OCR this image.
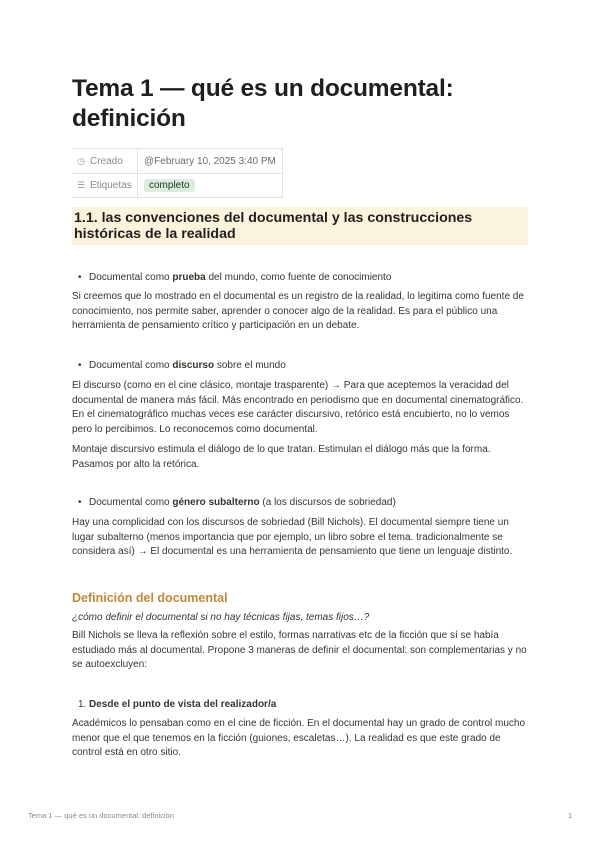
Tema 1 — qué es un documental: definición
◷ Creado	@February 10, 2025 3:40 PM
☰ Etiquetas	completo
1.1. las convenciones del documental y las construcciones históricas de la realidad
• Documental como prueba del mundo, como fuente de conocimiento

Si creemos que lo mostrado en el documental es un registro de la realidad, lo legitima como fuente de conocimiento, nos permite saber, aprender o conocer algo de la realidad. Es para el público una herramienta de pensamiento crítico y participación en un debate.

• Documental como discurso sobre el mundo

El discurso (como en el cine clásico, montaje trasparente) → Para que aceptemos la veracidad del documental de manera más fácil. Más encontrado en periodismo que en documental cinematográfico. En el cinematográfico muchas veces ese carácter discursivo, retórico está encubierto, no lo vemos pero lo percibimos. Lo reconocemos como documental.

Montaje discursivo estimula el diálogo de lo que tratan. Estimulan el diálogo más que la forma. Pasamos por alto la retórica.

• Documental como género subalterno (a los discursos de sobriedad)

Hay una complicidad con los discursos de sobriedad (Bill Nichols). El documental siempre tiene un lugar subalterno (menos importancia que por ejemplo, un libro sobre el tema. tradicionalmente se considera así) → El documental es una herramienta de pensamiento que tiene un lenguaje distinto.

Definición del documental

¿cómo definir el documental si no hay técnicas fijas, temas fijos…?

Bill Nichols se lleva la reflexión sobre el estilo, formas narrativas etc de la ficción que sí se había estudiado más al documental. Propone 3 maneras de definir el documental: son complementarias y no se autoexcluyen:

1. Desde el punto de vista del realizador/a

Académicos lo pensaban como en el cine de ficción. En el documental hay un grado de control mucho menor que el que tenemos en la ficción (guiones, escaletas…). La realidad es que este grado de control está en otro sitio.

Tema 1 — qué es un documental: definición	1
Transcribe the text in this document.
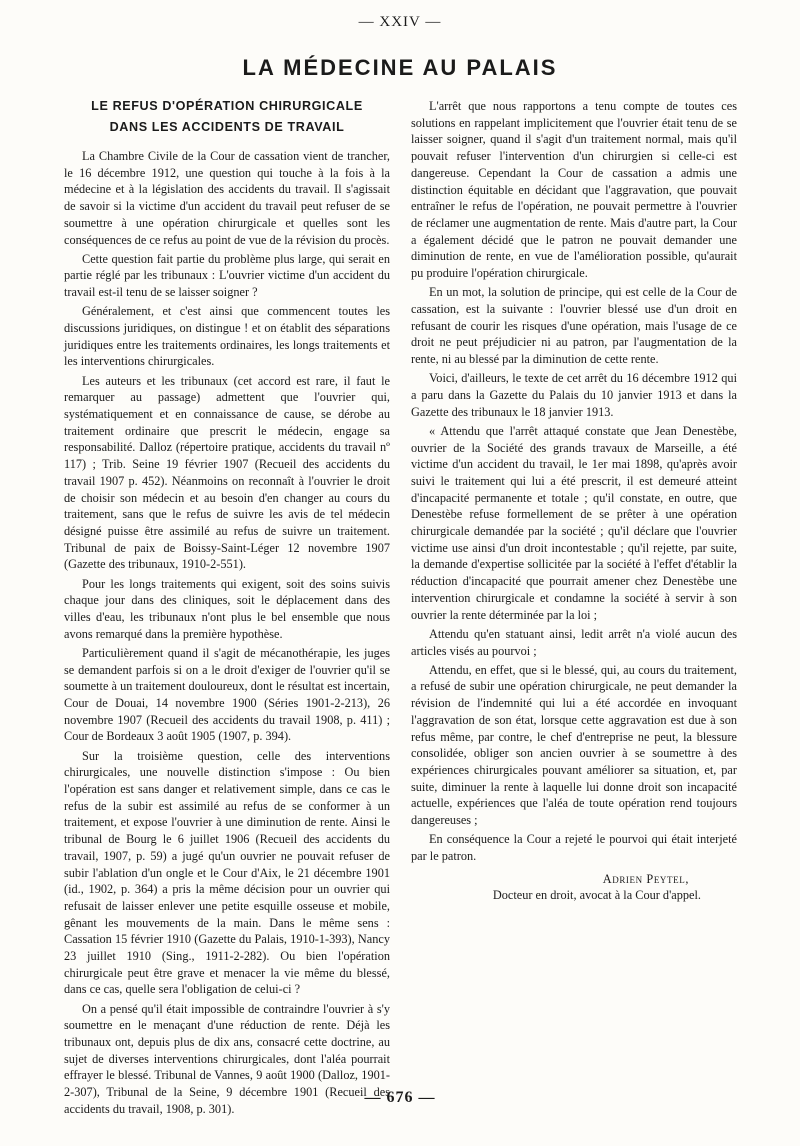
— XXIV —
LA MÉDECINE AU PALAIS
LE REFUS D'OPÉRATION CHIRURGICALE
DANS LES ACCIDENTS DE TRAVAIL

La Chambre Civile de la Cour de cassation vient de trancher, le 16 décembre 1912, une question qui touche à la fois à la médecine et à la législation des accidents du travail. Il s'agissait de savoir si la victime d'un accident du travail peut refuser de se soumettre à une opération chirurgicale et quelles sont les conséquences de ce refus au point de vue de la révision du procès.

Cette question fait partie du problème plus large, qui serait en partie réglé par les tribunaux : L'ouvrier victime d'un accident du travail est-il tenu de se laisser soigner ?

Généralement, et c'est ainsi que commencent toutes les discussions juridiques, on distingue ! et on établit des séparations juridiques entre les traitements ordinaires, les longs traitements et les interventions chirurgicales.

Les auteurs et les tribunaux (cet accord est rare, il faut le remarquer au passage) admettent que l'ouvrier qui, systématiquement et en connaissance de cause, se dérobe au traitement ordinaire que prescrit le médecin, engage sa responsabilité. Dalloz (répertoire pratique, accidents du travail nº 117) ; Trib. Seine 19 février 1907 (Recueil des accidents du travail 1907 p. 452). Néanmoins on reconnaît à l'ouvrier le droit de choisir son médecin et au besoin d'en changer au cours du traitement, sans que le refus de suivre les avis de tel médecin désigné puisse être assimilé au refus de suivre un traitement. Tribunal de paix de Boissy-Saint-Léger 12 novembre 1907 (Gazette des tribunaux, 1910-2-551).

Pour les longs traitements qui exigent, soit des soins suivis chaque jour dans des cliniques, soit le déplacement dans des villes d'eau, les tribunaux n'ont plus le bel ensemble que nous avons remarqué dans la première hypothèse.

Particulièrement quand il s'agit de mécanothérapie, les juges se demandent parfois si on a le droit d'exiger de l'ouvrier qu'il se soumette à un traitement douloureux, dont le résultat est incertain, Cour de Douai, 14 novembre 1900 (Séries 1901-2-213), 26 novembre 1907 (Recueil des accidents du travail 1908, p. 411) ; Cour de Bordeaux 3 août 1905 (1907, p. 394).

Sur la troisième question, celle des interventions chirurgicales, une nouvelle distinction s'impose : Ou bien l'opération est sans danger et relativement simple, dans ce cas le refus de la subir est assimilé au refus de se conformer à un traitement, et expose l'ouvrier à une diminution de rente. Ainsi le tribunal de Bourg le 6 juillet 1906 (Recueil des accidents du travail, 1907, p. 59) a jugé qu'un ouvrier ne pouvait refuser de subir l'ablation d'un ongle et le Cour d'Aix, le 21 décembre 1901 (id., 1902, p. 364) a pris la même décision pour un ouvrier qui refusait de laisser enlever une petite esquille osseuse et mobile, gênant les mouvements de la main. Dans le même sens : Cassation 15 février 1910 (Gazette du Palais, 1910-1-393), Nancy 23 juillet 1910 (Sing., 1911-2-282). Ou bien l'opération chirurgicale peut être grave et menacer la vie même du blessé, dans ce cas, quelle sera l'obligation de celui-ci ?

On a pensé qu'il était impossible de contraindre l'ouvrier à s'y soumettre en le menaçant d'une réduction de rente. Déjà les tribunaux ont, depuis plus de dix ans, consacré cette doctrine, au sujet de diverses interventions chirurgicales, dont l'aléa pourrait effrayer le blessé. Tribunal de Vannes, 9 août 1900 (Dalloz, 1901-2-307), Tribunal de la Seine, 9 décembre 1901 (Recueil des accidents du travail, 1908, p. 301).

L'arrêt que nous rapportons a tenu compte de toutes ces solutions en rappelant implicitement que l'ouvrier était tenu de se laisser soigner, quand il s'agit d'un traitement normal, mais qu'il pouvait refuser l'intervention d'un chirurgien si celle-ci est dangereuse. Cependant la Cour de cassation a admis une distinction équitable en décidant que l'aggravation, que pouvait entraîner le refus de l'opération, ne pouvait permettre à l'ouvrier de réclamer une augmentation de rente. Mais d'autre part, la Cour a également décidé que le patron ne pouvait demander une diminution de rente, en vue de l'amélioration possible, qu'aurait pu produire l'opération chirurgicale.

En un mot, la solution de principe, qui est celle de la Cour de cassation, est la suivante : l'ouvrier blessé use d'un droit en refusant de courir les risques d'une opération, mais l'usage de ce droit ne peut préjudicier ni au patron, par l'augmentation de la rente, ni au blessé par la diminution de cette rente.

Voici, d'ailleurs, le texte de cet arrêt du 16 décembre 1912 qui a paru dans la Gazette du Palais du 10 janvier 1913 et dans la Gazette des tribunaux le 18 janvier 1913.

« Attendu que l'arrêt attaqué constate que Jean Denestèbe, ouvrier de la Société des grands travaux de Marseille, a été victime d'un accident du travail, le 1er mai 1898, qu'après avoir suivi le traitement qui lui a été prescrit, il est demeuré atteint d'incapacité permanente et totale ; qu'il constate, en outre, que Denestèbe refuse formellement de se prêter à une opération chirurgicale demandée par la société ; qu'il déclare que l'ouvrier victime use ainsi d'un droit incontestable ; qu'il rejette, par suite, la demande d'expertise sollicitée par la société à l'effet d'établir la réduction d'incapacité que pourrait amener chez Denestèbe une intervention chirurgicale et condamne la société à servir à son ouvrier la rente déterminée par la loi ;

Attendu qu'en statuant ainsi, ledit arrêt n'a violé aucun des articles visés au pourvoi ;

Attendu, en effet, que si le blessé, qui, au cours du traitement, a refusé de subir une opération chirurgicale, ne peut demander la révision de l'indemnité qui lui a été accordée en invoquant l'aggravation de son état, lorsque cette aggravation est due à son refus même, par contre, le chef d'entreprise ne peut, la blessure consolidée, obliger son ancien ouvrier à se soumettre à des expériences chirurgicales pouvant améliorer sa situation, et, par suite, diminuer la rente à laquelle lui donne droit son incapacité actuelle, expériences que l'aléa de toute opération rend toujours dangereuses ;

En conséquence la Cour a rejeté le pourvoi qui était interjeté par le patron.

Adrien Peytel,
Docteur en droit, avocat à la Cour d'appel.
— 676 —
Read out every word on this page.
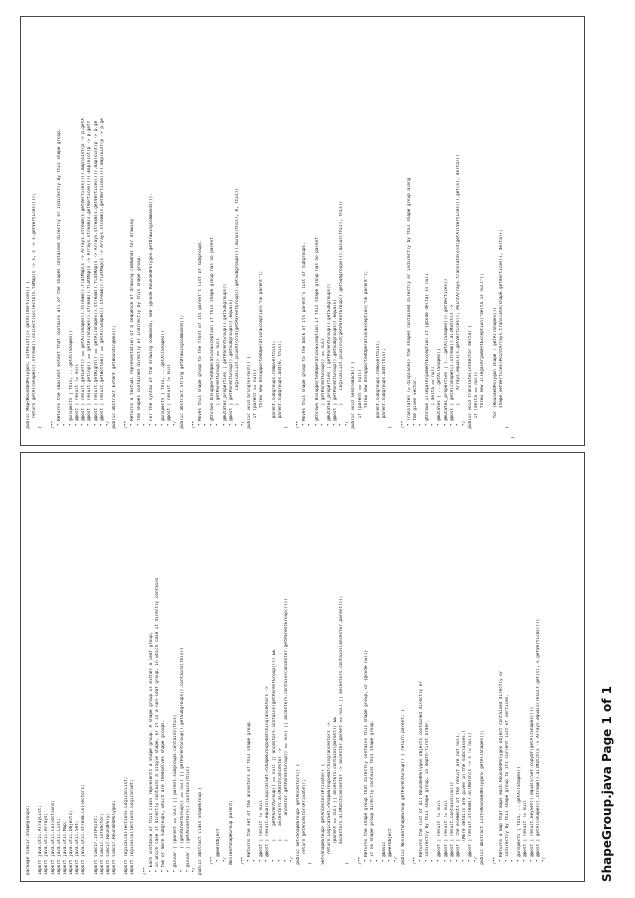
ShapeGroup.java Page 1 of 1
package simcir.shapegroups; import java.util.ArrayList; import java.util.Arrays; import java.util.Collections; import java.util.List; import java.util.Map; import java.util.Objects; import java.util.Set; import java.util.stream.Collectors; import simcir.IntPoint; import simcir.IntVector; import simcir.RoundPoly; import simcir.RoundedPolygon; import logicalcollections.LogicalList; import logicalcollections.LogicalSet; /** * Each instance of this class represents a shape group. A shape group is either a leaf group, * in which case it directly contains a single shape, or it is a non-leaf group, in which case it directly contains * two or more subgroups, which are themselves shape groups. * * @invar | (parent == null || parent.subgroups.contains(this) *        | (getParentGroup() == null || getParentGroup().getSubgroups().contains(this)) * @invar | (getAncestors().contains(this) */ public abstract class ShapeGroup { /** * @peerObject */ NonleafShapeGroup parent; /** * Returns the set of the ancestors of this shape group. * * @post | result != null * @post | result.equals(LogicalSet.<ShapeGroup>matching(ancestors -> *       |     getParentGroup() == null || ancestors.contains(getParentGroup())) && *       |     ancestors.allMatch(ancestor -> *       |         ancestor.getParentGroup() == null || ancestors.contains(ancestor.getParentGroup()))) */ public Set<ShapeGroup> getAncestors() { return getAncestorsPrivate(); } Set<ShapeGroup> getAncestorsPrivate() { return LogicalSet.<ShapeGroup>matching(ancestors -> (parent == null || ancestors.contains(parent)) && ancestors.allMatch(ancestor -> ancestor.parent == null || ancestors.contains(ancestor.parent))); } /** * Returns the shape group that directly contains this shape group, or {@code null} * if no shape group directly contains this shape group. * * @basic * @peerObject */ public NonleafShapeGroup getParentGroup() { return parent; } /** * Returns the list of all RoundedPolygon objects contained directly or * indirectly by this shape group, in depth-first order. * * @post | result != null * @post | result != null * @post | result.contains(null) * @post | The elements of the result are not null. *       (More details are given in the subclasses.) * @post | result.stream().allMatch(s -> s != null) */ public abstract List<RoundedPolygon> getAllShapes(); /** * Returns a map that maps each RoundedPolygon object contained directly or * indirectly by this shape group to its current list of vertices. * * @inspects | this, ...getAllShapes() * @post | result != null * @post | result.keySet().equals(Set.copyOf(getAllShapes())) * @post | getAllShapes().stream().allMatch(s -> Arrays.equals(result.get(s), s.getVertices())) */
public Map<RoundedPolygon, IntPoint[]> getAllVertices() { return getAllShapes().stream().collect(Collectors.toMap(s -> s, s -> s.getVertices())); } /** * Returns the smallest extent that contains all of the shapes contained directly or indirectly by this shape group. * * @inspects | this, ...getAllShapes() * @post | result != null * @post | result.getLeft() == getAllShapes().stream().flatMap(s -> Arrays.stream(s.getVertices())).mapToInt(p -> p.getX * @post | result.getTop() == getAllShapes().stream().flatMap(s -> Arrays.stream(s.getVertices())).mapToInt(p -> p.getY * @post | result.getRight() == getAllShapes().stream().flatMap(s -> Arrays.stream(s.getVertices())).mapToInt(p -> p.ge * @post | result.getBottom() == getAllShapes().stream().flatMap(s -> Arrays.stream(s.getVertices())).mapToInt(p -> p.ge */ public abstract Extent getBoundingBox(); /** * Returns a textual representation of a sequence of drawing commands for drawing * the shapes contained directly or indirectly by this shape group. * * For the syntax of the drawing commands, see {@code RoundedPolygon.getDrawingCommands()}. * * @inspects | this, ...getAllShapes() * @post | result != null */ public abstract String getDrawingCommands(); /** * Moves this shape group to the front of its parent's list of subgroups. * * @throws UnsupportedOperationException if this shape group has no parent *       | getParentGroup() == null * @mutates_properties | getParentGroup().getSubgroups() * @post | getParentGroup().getSubgroups().equals( *       |     LogicalList.plusAt(old(getParentGroup().getSubgroups()).minus(this), 0, this)) */ public void bringToFront() { if (parent == null) throw new UnsupportedOperationException("no parent"); parent.subgroups.remove(this); parent.subgroups.add(0, this); } /** * Moves this shape group to the back of its parent's list of subgroups. * * @throws UnsupportedOperationException if this shape group has no parent *       | getParentGroup() == null * @mutates_properties | getParentGroup().getSubgroups() * @post | getParentGroup().getSubgroups().equals( *       |     LogicalList.plus(old(getParentGroup().getSubgroups()).minus(this), this)) */ public void sendToBack() { if (parent == null) throw new UnsupportedOperationException("no parent"); parent.subgroups.remove(this); parent.subgroups.add(this); } /** * Translates (= displaces) the shapes contained directly or indirectly by this shape group along * the given vector. * * @throws IllegalArgumentException if {@code delta} is null *       | delta == null * @mutates | ...getAllShapes() * @mutates_properties | (...getAllShapes()).getVertices() * @post | getAllShapes().stream().allMatch(s -> *       |     Arrays.equals(s.getVertices(), PointArrays.translate(old(getAllVertices()).get(s), delta))) */ public void translate(IntVector delta) { if (delta == null) throw new IllegalArgumentException("delta is null"); for (RoundedPolygon shape : getAllShapes()) shape.setVertices(PointArrays.translate(shape.getVertices(), delta)); } }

> **EXERCISE INSTRUCTIONS**: Of the lines above, copy each that contains "realidad".

> **SOLUTION TO THIS EXERCISE**:
1.1. las convenciones del documental y las construcciones históricas de la realidad
Si creemos que lo mostrado en el documental es un registro de la realidad, lo legitima como fuente de conocimiento, nos permite saber, aprender o conocer algo de la realidad. Es para el público una herramienta de pensamiento crítico y participación en un debate.
Académicos lo pensaban como en el cine de ficción. En el documental hay un grado de control mucho menor que el que tenemos en la ficción (guiones, escaletas…). La realidad es que este grado de control está en otro sitio.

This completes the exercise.